Tasks to complete:
a – According to the judgment excerpt, what was the claimants' claim in London Regional Transport?
b – List every error that, according to the judgment excerpt, the claimants in London Regional Transport said the judge made.
c – Resume the judgment excerpt after its last sentence.

Extracted text:
[BEGIN]
In this jurisdiction, however, section 12 explicitly requires the court to consider the Convention right to freedom of expression, before granting relief which may affect the exercise of that right, and in my judgment it does so, notwithstanding the relevant restriction appears in a contract between private parties. Mr Caldecott submitted that a contrary interpretation would imply a substantial and unwarranted limitation on the scope of section 12, and I agree. The court has a duty as a public authority to refrain from acting in a way that is incompatible with Convention rights, and section 12 imposes an obligation on the court to uphold Convention rights when exercising its discretionary powers in the circumstances delineated in section 12. The court has, as Mr Caldecott put it, a policing jurisdiction on the face of the legislation, from which the parties cannot derogate, including in circumstances such as those arising in the present case. In this respect, the court can take account of the public interest in receiving information, as well as the rights of the parties. However, the fact that the parties have entered into an agreement voluntarily restricting their article 10 rights can be, and in my judgment in this case is, an important part of the analysis which section 12 then requires the court to undertake. Whilst each case must be considered on its facts, where the relevant contract is one in settlement of litigation, with the benefit of expert legal advice on both sides, particularly where article 10 issues are in play in that litigation, it seems to me that it would require a strong case for the court to conclude that such a bargain was disproportionate and to refuse to enforce it other than on ordinary contractual or equitable principles.
In London Regional Transport the claimants appealed against the decision of Sullivan J to discharge an interim injunction restraining the defendants from publishing a redacted report that was critical of the proposed public private partnership (PPP) for London’s underground. The claimants’ claim was for breach of confidence. The report had been based on commercially sensitive information disclosed by private sector bidders, in respect of which, the second defendant had entered into confidentiality agreements; and part of the claimant’s case to the judge, which he did not accept, was that because of those agreements, the court had no option but to prevent disclosure. The defendants’ case was that redactions had been made from the report to preserve genuine commercial confidences, and there was a strong public interest in its publication. As part of the appeal, the claimants argued the judge had erred in embarking on a balancing exercise and in relying on article 10 of the Convention, in a case where there were express contractual obligations of confidence, and he had failed to give proper weight to the confidentiality agreements.
[END]
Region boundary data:
[BEGIN]
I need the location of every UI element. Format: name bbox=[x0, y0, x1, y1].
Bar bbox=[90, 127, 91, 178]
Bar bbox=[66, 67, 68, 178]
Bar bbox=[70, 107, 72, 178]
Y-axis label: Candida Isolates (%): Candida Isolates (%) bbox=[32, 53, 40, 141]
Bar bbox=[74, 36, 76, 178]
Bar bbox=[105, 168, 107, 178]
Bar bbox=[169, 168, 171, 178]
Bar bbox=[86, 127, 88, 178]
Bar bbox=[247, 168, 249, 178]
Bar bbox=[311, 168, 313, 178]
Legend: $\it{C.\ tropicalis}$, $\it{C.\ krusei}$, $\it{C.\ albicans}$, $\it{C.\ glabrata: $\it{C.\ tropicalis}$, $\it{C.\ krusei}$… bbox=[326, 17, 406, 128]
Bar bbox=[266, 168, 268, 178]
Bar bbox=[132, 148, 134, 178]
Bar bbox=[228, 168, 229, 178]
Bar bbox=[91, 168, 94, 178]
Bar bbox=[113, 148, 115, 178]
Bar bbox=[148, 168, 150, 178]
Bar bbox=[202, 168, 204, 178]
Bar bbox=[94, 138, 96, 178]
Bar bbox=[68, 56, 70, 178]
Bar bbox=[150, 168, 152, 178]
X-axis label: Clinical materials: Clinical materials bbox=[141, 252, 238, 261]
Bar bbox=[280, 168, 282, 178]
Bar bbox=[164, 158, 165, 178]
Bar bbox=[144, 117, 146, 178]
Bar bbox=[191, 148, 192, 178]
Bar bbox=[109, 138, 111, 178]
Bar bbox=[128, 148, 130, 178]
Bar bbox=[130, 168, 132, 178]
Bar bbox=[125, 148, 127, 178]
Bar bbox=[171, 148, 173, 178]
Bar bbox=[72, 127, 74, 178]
[END]
Results for the exercise:
a – Breach of confidence.

b –
- Embarking on a balancing exercise where there were express contractual obligations of confidence
- Relying on article 10 of the Convention in such a case
- Failing to give proper weight to the confidentiality agreements

c –
The Court of Appeal (Aldous, Robert Walker, Sedley LLJ) held there was no basis for the claimants’ contention that a breach of a contractual duty of confidence was more serious, and was to be approached differently, as regards injunctive relief, than other breaches of confidence; and that there had to be proportionality in any restraint on freedom of expression if the restraint was to be justifiable under article 10(2) of the Convention.
At para 46 Robert Walker LJ said:
“46. Sir George Jessel MR's observations about the sacredness of freedom of contract in Printing and Numerical Registering Co v Sampson (1875) 19 Eq 462, 465 are an echo of the high Victorian age in which freedom of contract was regarded with a special awe. No authority has been cited to the court establishing that an apparent breach of a contractual duty of confidence is more serious, and is to be approached differently (as regards injunctive relief) than other apparent breaches. Indeed in many cases (of which Lion Laboratories is an example) the defendants include ex-employees who had been in contractual relations with the claimant, and representatives of the press who were not bound by contract, but the court adopts the same approach to both. That is in line with the principles stated in the judgment of Bingham LJ in Spycatcher (para 39 above); and see Saltman Engineering Co v Campbell [1948] 65 RPC 203.”
However, the underlying point in relation to confidence, as the passage referred to in the judgment of Bingham LJ, makes clear, is that:
"… the duty of confidence does not depend on any contract, express or implied, between the parties. If it did, it would follow on ordinary principles that strangers to the contract would not be bound. But the duty "depends on the broad principle of equity that he who has received information in confidence shall not take unfair advantage of it". Seager v Copydex Ltd [1967] 1 WLR 923 at 931 per Lord Denning MR. "The jurisdiction is based, not so much on property or on contract, but rather on the duty to be of good faith": Fraser v Evans [1969]1 QB 349 at 361 per Lord Denning MR."
Robert Walker LJ went on to reject the claimants’ argument that the framework for the test of confidentiality when considering what was proportionate, was the confidentiality agreements:
“49. … counsel for the claimants has accepted the need for proportionality in any restraint on freedom of expression if the restraint is to be justifiable under Article 10(2) of the Convention. But she has submitted that the express terms of the confidentiality agreements, and the express and limited purposes for which they authorised disclosure of information, provide the right framework for the test of confidentiality. Otherwise, she has said, the matter comes down to an ad hoc redaction exercise with no guiding principle.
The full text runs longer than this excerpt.